### Problem statement
Leave the pictures out. Return all other data exactly.

### Source material
----
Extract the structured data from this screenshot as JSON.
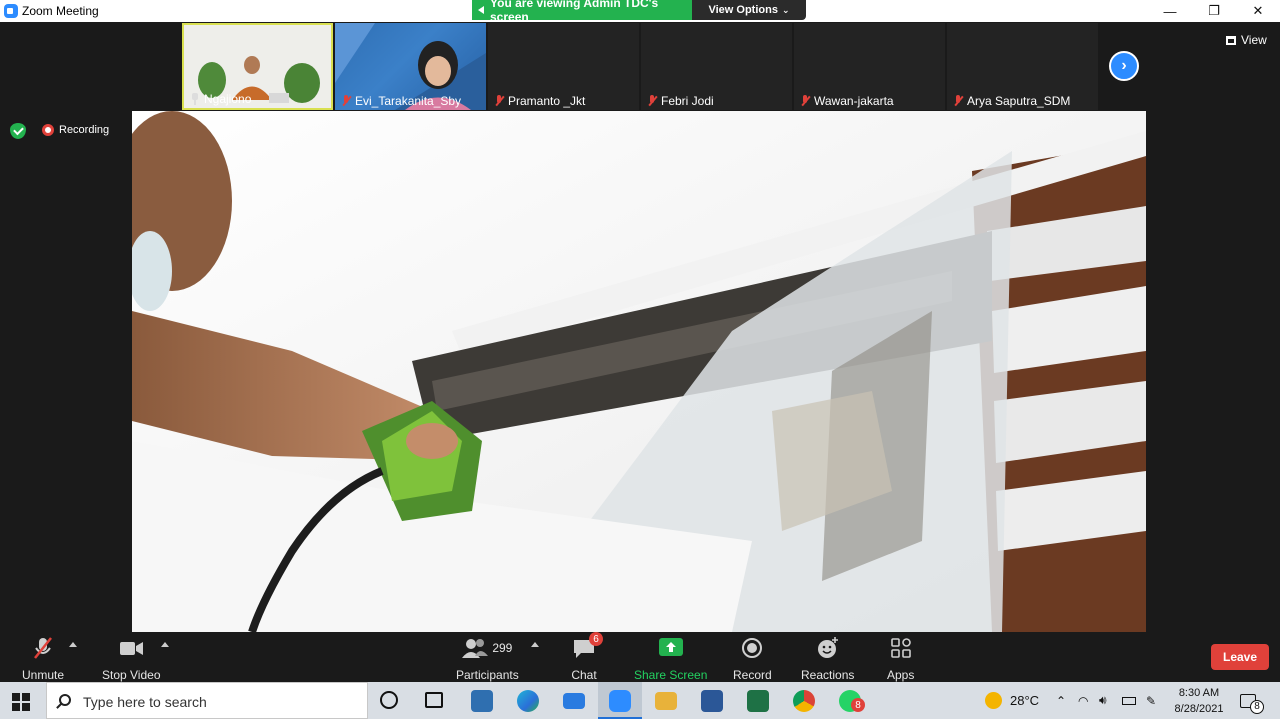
{
  "window": {
    "title": "Zoom Meeting"
  },
  "share_banner": {
    "text": "You are viewing Admin TDC's screen",
    "options_label": "View Options"
  },
  "gallery": {
    "tiles": [
      {
        "name": "Ngajiono",
        "muted": false,
        "pinned": true
      },
      {
        "name": "Evi_Tarakanita_Sby",
        "muted": true
      },
      {
        "name": "Pramanto _Jkt",
        "muted": true
      },
      {
        "name": "Febri Jodi",
        "muted": true
      },
      {
        "name": "Wawan-jakarta",
        "muted": true
      },
      {
        "name": "Arya Saputra_SDM",
        "muted": true
      }
    ],
    "view_label": "View"
  },
  "status": {
    "recording_label": "Recording"
  },
  "toolbar": {
    "unmute_label": "Unmute",
    "stop_video_label": "Stop Video",
    "participants_count": "299",
    "participants_label": "Participants",
    "chat_label": "Chat",
    "chat_badge": "6",
    "share_screen_label": "Share Screen",
    "record_label": "Record",
    "reactions_label": "Reactions",
    "apps_label": "Apps",
    "leave_label": "Leave"
  },
  "taskbar": {
    "search_placeholder": "Type here to search",
    "whatsapp_badge": "8",
    "temperature": "28°C",
    "time": "8:30 AM",
    "date": "8/28/2021",
    "notification_count": "8"
  },
  "colors": {
    "zoom_blue": "#2d8cff",
    "banner_green": "#23b24f",
    "leave_red": "#e0413a",
    "toolbar_bg": "#1a1a1a"
  }
}
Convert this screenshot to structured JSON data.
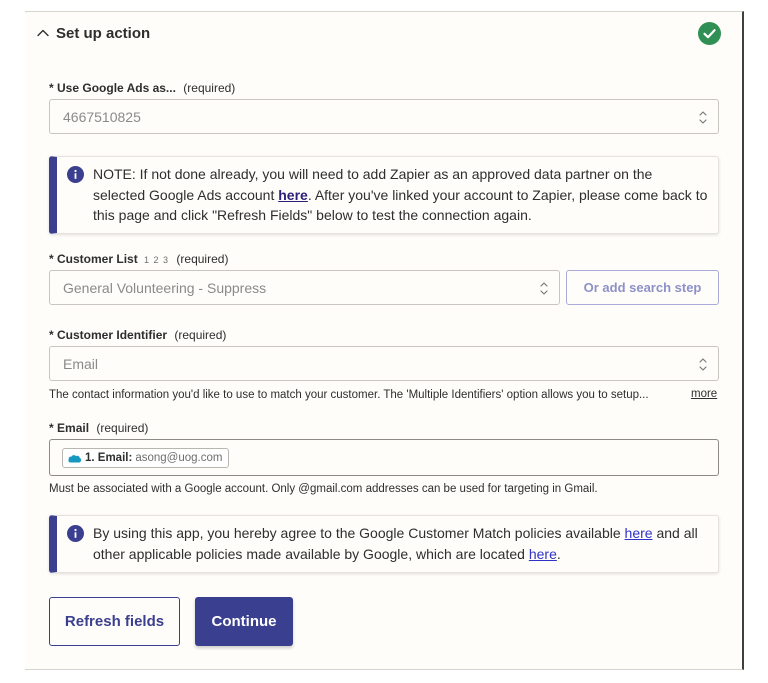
{
  "colors": {
    "accent": "#3b3f8f",
    "success": "#2f8f54",
    "link": "#2f33c8",
    "note_border": "#3b3f8f"
  },
  "header": {
    "title": "Set up action",
    "collapse_icon": "chevron-up-icon",
    "status_icon": "check-circle-icon"
  },
  "fields": {
    "account": {
      "asterisk": "*",
      "label": "Use Google Ads as...",
      "required": "(required)",
      "value": "4667510825"
    },
    "customer_list": {
      "asterisk": "*",
      "label": "Customer List",
      "numbers": "1 2 3",
      "required": "(required)",
      "value": "General Volunteering - Suppress",
      "search_button": "Or add search step"
    },
    "identifier": {
      "asterisk": "*",
      "label": "Customer Identifier",
      "required": "(required)",
      "value": "Email",
      "helper": "The contact information you'd like to use to match your customer. The 'Multiple Identifiers' option allows you to setup...",
      "more": "more"
    },
    "email": {
      "asterisk": "*",
      "label": "Email",
      "required": "(required)",
      "pill_key": "1. Email:",
      "pill_value": "asong@uog.com",
      "pill_icon": "salesforce-icon",
      "helper": "Must be associated with a Google account. Only @gmail.com addresses can be used for targeting in Gmail."
    }
  },
  "note1": {
    "icon": "info-icon",
    "text_a": "NOTE: If not done already, you will need to add Zapier as an approved data partner on the selected Google Ads account ",
    "link": "here",
    "text_b": ". After you've linked your account to Zapier, please come back to this page and click \"Refresh Fields\" below to test the connection again."
  },
  "note2": {
    "icon": "info-icon",
    "text_a": "By using this app, you hereby agree to the Google Customer Match policies available ",
    "link1": "here",
    "text_b": " and all other applicable policies made available by Google, which are located ",
    "link2": "here",
    "text_c": "."
  },
  "buttons": {
    "refresh": "Refresh fields",
    "continue": "Continue"
  }
}
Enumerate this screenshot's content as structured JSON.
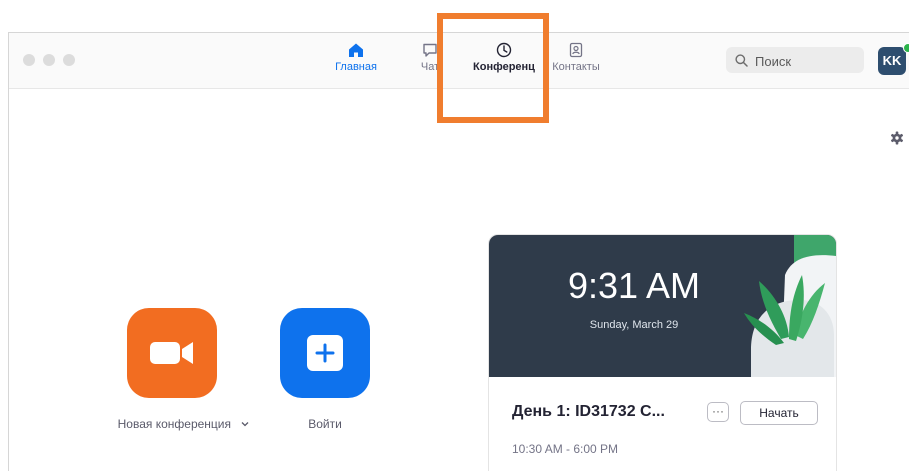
{
  "nav": {
    "tabs": [
      {
        "label": "Главная",
        "icon": "home-icon"
      },
      {
        "label": "Чат",
        "icon": "chat-icon"
      },
      {
        "label": "Конференц",
        "icon": "clock-icon"
      },
      {
        "label": "Контакты",
        "icon": "contacts-icon"
      }
    ]
  },
  "search": {
    "placeholder": "Поиск"
  },
  "user": {
    "initials": "KK"
  },
  "actions": {
    "new_meeting_label": "Новая конференция",
    "join_label": "Войти"
  },
  "card": {
    "time": "9:31 AM",
    "date": "Sunday, March 29",
    "meeting_title": "День 1: ID31732 C...",
    "more_label": "···",
    "start_label": "Начать",
    "meeting_time": "10:30 AM - 6:00 PM"
  },
  "colors": {
    "accent": "#0e72ed",
    "new_meeting": "#f26d21",
    "join": "#0e72ed",
    "highlight": "#f07d2e",
    "card_header": "#2f3b4a"
  }
}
----
### Answer in full
Extract the structured data from this screenshot as JSON.
{
  "window": {
    "title": "Zoom Meeting"
  },
  "share_banner": {
    "text": "You are viewing Admin TDC's screen",
    "options_label": "View Options"
  },
  "gallery": {
    "tiles": [
      {
        "name": "Ngajiono",
        "muted": false,
        "pinned": true
      },
      {
        "name": "Evi_Tarakanita_Sby",
        "muted": true
      },
      {
        "name": "Pramanto _Jkt",
        "muted": true
      },
      {
        "name": "Febri Jodi",
        "muted": true
      },
      {
        "name": "Wawan-jakarta",
        "muted": true
      },
      {
        "name": "Arya Saputra_SDM",
        "muted": true
      }
    ],
    "view_label": "View"
  },
  "status": {
    "recording_label": "Recording"
  },
  "toolbar": {
    "unmute_label": "Unmute",
    "stop_video_label": "Stop Video",
    "participants_count": "299",
    "participants_label": "Participants",
    "chat_label": "Chat",
    "chat_badge": "6",
    "share_screen_label": "Share Screen",
    "record_label": "Record",
    "reactions_label": "Reactions",
    "apps_label": "Apps",
    "leave_label": "Leave"
  },
  "taskbar": {
    "search_placeholder": "Type here to search",
    "whatsapp_badge": "8",
    "temperature": "28°C",
    "time": "8:30 AM",
    "date": "8/28/2021",
    "notification_count": "8"
  },
  "colors": {
    "zoom_blue": "#2d8cff",
    "banner_green": "#23b24f",
    "leave_red": "#e0413a",
    "toolbar_bg": "#1a1a1a"
  }
}
Convert this screenshot to structured JSON data.
{
  "colors": {
    "accent": "#3b3f8f",
    "success": "#2f8f54",
    "link": "#2f33c8",
    "note_border": "#3b3f8f"
  },
  "header": {
    "title": "Set up action",
    "collapse_icon": "chevron-up-icon",
    "status_icon": "check-circle-icon"
  },
  "fields": {
    "account": {
      "asterisk": "*",
      "label": "Use Google Ads as...",
      "required": "(required)",
      "value": "4667510825"
    },
    "customer_list": {
      "asterisk": "*",
      "label": "Customer List",
      "numbers": "1 2 3",
      "required": "(required)",
      "value": "General Volunteering - Suppress",
      "search_button": "Or add search step"
    },
    "identifier": {
      "asterisk": "*",
      "label": "Customer Identifier",
      "required": "(required)",
      "value": "Email",
      "helper": "The contact information you'd like to use to match your customer. The 'Multiple Identifiers' option allows you to setup...",
      "more": "more"
    },
    "email": {
      "asterisk": "*",
      "label": "Email",
      "required": "(required)",
      "pill_key": "1. Email:",
      "pill_value": "asong@uog.com",
      "pill_icon": "salesforce-icon",
      "helper": "Must be associated with a Google account. Only @gmail.com addresses can be used for targeting in Gmail."
    }
  },
  "note1": {
    "icon": "info-icon",
    "text_a": "NOTE: If not done already, you will need to add Zapier as an approved data partner on the selected Google Ads account ",
    "link": "here",
    "text_b": ". After you've linked your account to Zapier, please come back to this page and click \"Refresh Fields\" below to test the connection again."
  },
  "note2": {
    "icon": "info-icon",
    "text_a": "By using this app, you hereby agree to the Google Customer Match policies available ",
    "link1": "here",
    "text_b": " and all other applicable policies made available by Google, which are located ",
    "link2": "here",
    "text_c": "."
  },
  "buttons": {
    "refresh": "Refresh fields",
    "continue": "Continue"
  }
}
Enumerate this screenshot's content as structured JSON.
{
  "nav": {
    "tabs": [
      {
        "label": "Главная",
        "icon": "home-icon"
      },
      {
        "label": "Чат",
        "icon": "chat-icon"
      },
      {
        "label": "Конференц",
        "icon": "clock-icon"
      },
      {
        "label": "Контакты",
        "icon": "contacts-icon"
      }
    ]
  },
  "search": {
    "placeholder": "Поиск"
  },
  "user": {
    "initials": "KK"
  },
  "actions": {
    "new_meeting_label": "Новая конференция",
    "join_label": "Войти"
  },
  "card": {
    "time": "9:31 AM",
    "date": "Sunday, March 29",
    "meeting_title": "День 1: ID31732 C...",
    "more_label": "···",
    "start_label": "Начать",
    "meeting_time": "10:30 AM - 6:00 PM"
  },
  "colors": {
    "accent": "#0e72ed",
    "new_meeting": "#f26d21",
    "join": "#0e72ed",
    "highlight": "#f07d2e",
    "card_header": "#2f3b4a"
  }
}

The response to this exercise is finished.